**RAW RECORDS:**
---------------

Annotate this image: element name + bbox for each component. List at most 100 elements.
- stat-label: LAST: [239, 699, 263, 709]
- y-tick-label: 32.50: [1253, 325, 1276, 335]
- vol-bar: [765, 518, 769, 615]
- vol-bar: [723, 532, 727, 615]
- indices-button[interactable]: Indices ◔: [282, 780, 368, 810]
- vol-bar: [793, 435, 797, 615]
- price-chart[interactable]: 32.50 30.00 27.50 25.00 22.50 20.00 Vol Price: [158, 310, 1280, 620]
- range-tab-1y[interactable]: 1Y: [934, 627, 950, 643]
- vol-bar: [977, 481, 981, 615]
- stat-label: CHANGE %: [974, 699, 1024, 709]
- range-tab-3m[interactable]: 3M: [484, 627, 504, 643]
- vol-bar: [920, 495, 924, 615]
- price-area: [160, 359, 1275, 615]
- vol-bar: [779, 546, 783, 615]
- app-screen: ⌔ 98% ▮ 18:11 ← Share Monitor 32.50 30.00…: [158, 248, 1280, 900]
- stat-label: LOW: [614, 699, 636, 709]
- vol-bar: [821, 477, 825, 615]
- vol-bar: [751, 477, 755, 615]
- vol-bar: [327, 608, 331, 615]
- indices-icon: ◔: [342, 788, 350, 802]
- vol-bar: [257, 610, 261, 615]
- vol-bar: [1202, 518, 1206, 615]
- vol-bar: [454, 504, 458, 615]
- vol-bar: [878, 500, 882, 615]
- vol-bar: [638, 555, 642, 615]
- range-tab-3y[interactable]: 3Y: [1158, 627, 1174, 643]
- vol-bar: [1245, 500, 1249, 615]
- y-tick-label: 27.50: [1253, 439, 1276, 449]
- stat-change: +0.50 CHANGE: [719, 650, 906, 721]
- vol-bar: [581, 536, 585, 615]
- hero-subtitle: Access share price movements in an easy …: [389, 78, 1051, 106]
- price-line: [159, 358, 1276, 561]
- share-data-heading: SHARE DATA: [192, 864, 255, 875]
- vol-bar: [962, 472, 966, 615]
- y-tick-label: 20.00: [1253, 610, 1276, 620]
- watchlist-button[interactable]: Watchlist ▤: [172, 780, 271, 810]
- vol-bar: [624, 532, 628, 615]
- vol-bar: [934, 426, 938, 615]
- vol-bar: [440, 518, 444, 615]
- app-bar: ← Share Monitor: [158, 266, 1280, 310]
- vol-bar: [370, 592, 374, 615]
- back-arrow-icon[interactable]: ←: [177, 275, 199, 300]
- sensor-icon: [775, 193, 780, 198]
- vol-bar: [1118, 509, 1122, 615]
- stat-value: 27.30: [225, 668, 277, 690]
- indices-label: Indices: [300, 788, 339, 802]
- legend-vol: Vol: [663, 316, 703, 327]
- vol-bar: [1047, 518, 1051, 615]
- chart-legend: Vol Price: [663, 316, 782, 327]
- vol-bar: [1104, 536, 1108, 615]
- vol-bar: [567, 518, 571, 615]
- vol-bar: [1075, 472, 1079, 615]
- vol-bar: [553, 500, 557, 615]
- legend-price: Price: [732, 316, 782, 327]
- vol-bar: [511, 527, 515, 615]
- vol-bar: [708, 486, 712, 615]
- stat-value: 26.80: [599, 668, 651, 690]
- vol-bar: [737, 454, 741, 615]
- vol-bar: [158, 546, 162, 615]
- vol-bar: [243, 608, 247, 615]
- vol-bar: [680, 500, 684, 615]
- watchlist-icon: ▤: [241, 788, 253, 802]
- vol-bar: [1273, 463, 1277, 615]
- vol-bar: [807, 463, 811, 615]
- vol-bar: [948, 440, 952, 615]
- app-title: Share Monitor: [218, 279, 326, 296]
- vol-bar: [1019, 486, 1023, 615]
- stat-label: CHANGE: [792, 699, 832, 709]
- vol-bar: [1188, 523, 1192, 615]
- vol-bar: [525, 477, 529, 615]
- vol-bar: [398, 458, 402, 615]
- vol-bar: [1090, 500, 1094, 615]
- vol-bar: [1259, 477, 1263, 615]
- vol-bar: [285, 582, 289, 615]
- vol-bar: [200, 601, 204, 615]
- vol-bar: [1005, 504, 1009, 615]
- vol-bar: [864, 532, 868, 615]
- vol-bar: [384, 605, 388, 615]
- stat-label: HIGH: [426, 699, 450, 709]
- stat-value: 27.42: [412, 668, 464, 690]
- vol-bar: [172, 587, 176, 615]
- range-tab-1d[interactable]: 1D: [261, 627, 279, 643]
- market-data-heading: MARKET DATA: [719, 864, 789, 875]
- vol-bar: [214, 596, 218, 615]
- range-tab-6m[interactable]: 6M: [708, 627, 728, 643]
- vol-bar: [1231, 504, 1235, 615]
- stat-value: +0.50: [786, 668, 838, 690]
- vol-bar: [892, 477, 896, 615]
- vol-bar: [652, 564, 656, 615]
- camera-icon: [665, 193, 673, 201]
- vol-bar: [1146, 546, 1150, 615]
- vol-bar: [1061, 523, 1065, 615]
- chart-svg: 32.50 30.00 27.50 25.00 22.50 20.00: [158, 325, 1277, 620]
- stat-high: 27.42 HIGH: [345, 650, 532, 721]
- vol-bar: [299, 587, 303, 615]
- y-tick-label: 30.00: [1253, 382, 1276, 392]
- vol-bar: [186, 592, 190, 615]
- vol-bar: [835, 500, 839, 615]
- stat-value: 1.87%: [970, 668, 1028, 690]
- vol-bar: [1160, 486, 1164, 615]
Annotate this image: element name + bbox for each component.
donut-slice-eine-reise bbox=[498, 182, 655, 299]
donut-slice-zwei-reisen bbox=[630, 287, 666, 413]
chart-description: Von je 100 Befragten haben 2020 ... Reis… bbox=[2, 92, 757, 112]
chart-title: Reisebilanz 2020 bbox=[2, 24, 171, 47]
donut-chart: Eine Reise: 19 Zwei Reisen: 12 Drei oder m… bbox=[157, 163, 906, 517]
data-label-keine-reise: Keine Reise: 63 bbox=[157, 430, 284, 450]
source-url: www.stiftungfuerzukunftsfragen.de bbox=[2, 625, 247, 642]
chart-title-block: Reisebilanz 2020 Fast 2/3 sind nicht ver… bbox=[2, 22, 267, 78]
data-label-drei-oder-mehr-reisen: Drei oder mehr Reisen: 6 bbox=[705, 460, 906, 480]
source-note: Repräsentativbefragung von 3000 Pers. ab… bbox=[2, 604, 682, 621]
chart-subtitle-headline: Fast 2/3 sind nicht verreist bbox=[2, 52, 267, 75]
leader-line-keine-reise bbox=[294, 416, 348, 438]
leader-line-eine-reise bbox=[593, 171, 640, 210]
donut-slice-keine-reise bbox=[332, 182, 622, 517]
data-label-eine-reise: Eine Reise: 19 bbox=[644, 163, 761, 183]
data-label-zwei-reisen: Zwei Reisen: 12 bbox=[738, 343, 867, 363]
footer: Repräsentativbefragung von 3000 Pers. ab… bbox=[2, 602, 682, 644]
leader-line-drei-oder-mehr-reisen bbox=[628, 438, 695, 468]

---------------

**PROBLEM TO WORK ON:**
Update the items above by changing every "vol-bar" to "volume-bar" and leaving everything else as it is.

**RESPONSE FOR THIS EXERCISE:**
Annotate this image: element name + bbox for each component. List at most 100 elements.
- stat-label: LAST: [239, 699, 263, 709]
- y-tick-label: 32.50: [1253, 325, 1276, 335]
- volume-bar: [765, 518, 769, 615]
- volume-bar: [723, 532, 727, 615]
- indices-button[interactable]: Indices ◔: [282, 780, 368, 810]
- volume-bar: [793, 435, 797, 615]
- price-chart[interactable]: 32.50 30.00 27.50 25.00 22.50 20.00 Vol Price: [158, 310, 1280, 620]
- range-tab-1y[interactable]: 1Y: [934, 627, 950, 643]
- volume-bar: [977, 481, 981, 615]
- stat-label: CHANGE %: [974, 699, 1024, 709]
- range-tab-3m[interactable]: 3M: [484, 627, 504, 643]
- volume-bar: [920, 495, 924, 615]
- price-area: [160, 359, 1275, 615]
- volume-bar: [779, 546, 783, 615]
- app-screen: ⌔ 98% ▮ 18:11 ← Share Monitor 32.50 30.00…: [158, 248, 1280, 900]
- stat-label: LOW: [614, 699, 636, 709]
- volume-bar: [821, 477, 825, 615]
- volume-bar: [751, 477, 755, 615]
- volume-bar: [327, 608, 331, 615]
- indices-icon: ◔: [342, 788, 350, 802]
- volume-bar: [257, 610, 261, 615]
- volume-bar: [1202, 518, 1206, 615]
- volume-bar: [454, 504, 458, 615]
- volume-bar: [878, 500, 882, 615]
- volume-bar: [638, 555, 642, 615]
- range-tab-3y[interactable]: 3Y: [1158, 627, 1174, 643]
- volume-bar: [1245, 500, 1249, 615]
- y-tick-label: 27.50: [1253, 439, 1276, 449]
- stat-change: +0.50 CHANGE: [719, 650, 906, 721]
- volume-bar: [581, 536, 585, 615]
- hero-subtitle: Access share price movements in an easy …: [389, 78, 1051, 106]
- price-line: [159, 358, 1276, 561]
- share-data-heading: SHARE DATA: [192, 864, 255, 875]
- volume-bar: [962, 472, 966, 615]
- y-tick-label: 20.00: [1253, 610, 1276, 620]
- watchlist-button[interactable]: Watchlist ▤: [172, 780, 271, 810]
- volume-bar: [624, 532, 628, 615]
- volume-bar: [934, 426, 938, 615]
- volume-bar: [440, 518, 444, 615]
- app-bar: ← Share Monitor: [158, 266, 1280, 310]
- volume-bar: [370, 592, 374, 615]
- back-arrow-icon[interactable]: ←: [177, 275, 199, 300]
- sensor-icon: [775, 193, 780, 198]
- volume-bar: [1118, 509, 1122, 615]
- stat-value: 27.30: [225, 668, 277, 690]
- indices-label: Indices: [300, 788, 339, 802]
- legend-vol: Vol: [663, 316, 703, 327]
- volume-bar: [1047, 518, 1051, 615]
- chart-legend: Vol Price: [663, 316, 782, 327]
- volume-bar: [1104, 536, 1108, 615]
- volume-bar: [567, 518, 571, 615]
- volume-bar: [1075, 472, 1079, 615]
- volume-bar: [553, 500, 557, 615]
- legend-price: Price: [732, 316, 782, 327]
- volume-bar: [511, 527, 515, 615]
- volume-bar: [708, 486, 712, 615]
- stat-value: 26.80: [599, 668, 651, 690]
- volume-bar: [737, 454, 741, 615]
- volume-bar: [158, 546, 162, 615]
- volume-bar: [243, 608, 247, 615]
- volume-bar: [680, 500, 684, 615]
- watchlist-icon: ▤: [241, 788, 253, 802]
- volume-bar: [1273, 463, 1277, 615]
- volume-bar: [807, 463, 811, 615]
- volume-bar: [948, 440, 952, 615]
- app-title: Share Monitor: [218, 279, 326, 296]
- volume-bar: [1019, 486, 1023, 615]
- stat-label: CHANGE: [792, 699, 832, 709]
- volume-bar: [1188, 523, 1192, 615]
- volume-bar: [525, 477, 529, 615]
- volume-bar: [398, 458, 402, 615]
- volume-bar: [1090, 500, 1094, 615]
- volume-bar: [1259, 477, 1263, 615]
- volume-bar: [285, 582, 289, 615]
- volume-bar: [200, 601, 204, 615]
- volume-bar: [1005, 504, 1009, 615]
- volume-bar: [864, 532, 868, 615]
- volume-bar: [384, 605, 388, 615]
- stat-label: HIGH: [426, 699, 450, 709]
- stat-value: 27.42: [412, 668, 464, 690]
- volume-bar: [172, 587, 176, 615]
- range-tab-1d[interactable]: 1D: [261, 627, 279, 643]
- market-data-heading: MARKET DATA: [719, 864, 789, 875]
- volume-bar: [214, 596, 218, 615]
- range-tab-6m[interactable]: 6M: [708, 627, 728, 643]
- volume-bar: [1231, 504, 1235, 615]
- stat-value: +0.50: [786, 668, 838, 690]
- volume-bar: [892, 477, 896, 615]
- volume-bar: [652, 564, 656, 615]
- camera-icon: [665, 193, 673, 201]
- volume-bar: [1146, 546, 1150, 615]
- volume-bar: [1061, 523, 1065, 615]
- chart-svg: 32.50 30.00 27.50 25.00 22.50 20.00: [158, 325, 1277, 620]
- stat-high: 27.42 HIGH: [345, 650, 532, 721]
- volume-bar: [299, 587, 303, 615]
- y-tick-label: 30.00: [1253, 382, 1276, 392]
- volume-bar: [186, 592, 190, 615]
- volume-bar: [835, 500, 839, 615]
- stat-value: 1.87%: [970, 668, 1028, 690]
- volume-bar: [1160, 486, 1164, 615]
Annotate this image: element name + bbox for each component.
donut-slice-eine-reise bbox=[498, 182, 655, 299]
donut-slice-zwei-reisen bbox=[630, 287, 666, 413]
chart-description: Von je 100 Befragten haben 2020 ... Reis… bbox=[2, 92, 757, 112]
chart-title: Reisebilanz 2020 bbox=[2, 24, 171, 47]
donut-chart: Eine Reise: 19 Zwei Reisen: 12 Drei oder m… bbox=[157, 163, 906, 517]
data-label-keine-reise: Keine Reise: 63 bbox=[157, 430, 284, 450]
source-url: www.stiftungfuerzukunftsfragen.de bbox=[2, 625, 247, 642]
chart-title-block: Reisebilanz 2020 Fast 2/3 sind nicht ver… bbox=[2, 22, 267, 78]
data-label-drei-oder-mehr-reisen: Drei oder mehr Reisen: 6 bbox=[705, 460, 906, 480]
source-note: Repräsentativbefragung von 3000 Pers. ab… bbox=[2, 604, 682, 621]
chart-subtitle-headline: Fast 2/3 sind nicht verreist bbox=[2, 52, 267, 75]
leader-line-keine-reise bbox=[294, 416, 348, 438]
leader-line-eine-reise bbox=[593, 171, 640, 210]
donut-slice-keine-reise bbox=[332, 182, 622, 517]
data-label-eine-reise: Eine Reise: 19 bbox=[644, 163, 761, 183]
data-label-zwei-reisen: Zwei Reisen: 12 bbox=[738, 343, 867, 363]
footer: Repräsentativbefragung von 3000 Pers. ab… bbox=[2, 602, 682, 644]
leader-line-drei-oder-mehr-reisen bbox=[628, 438, 695, 468]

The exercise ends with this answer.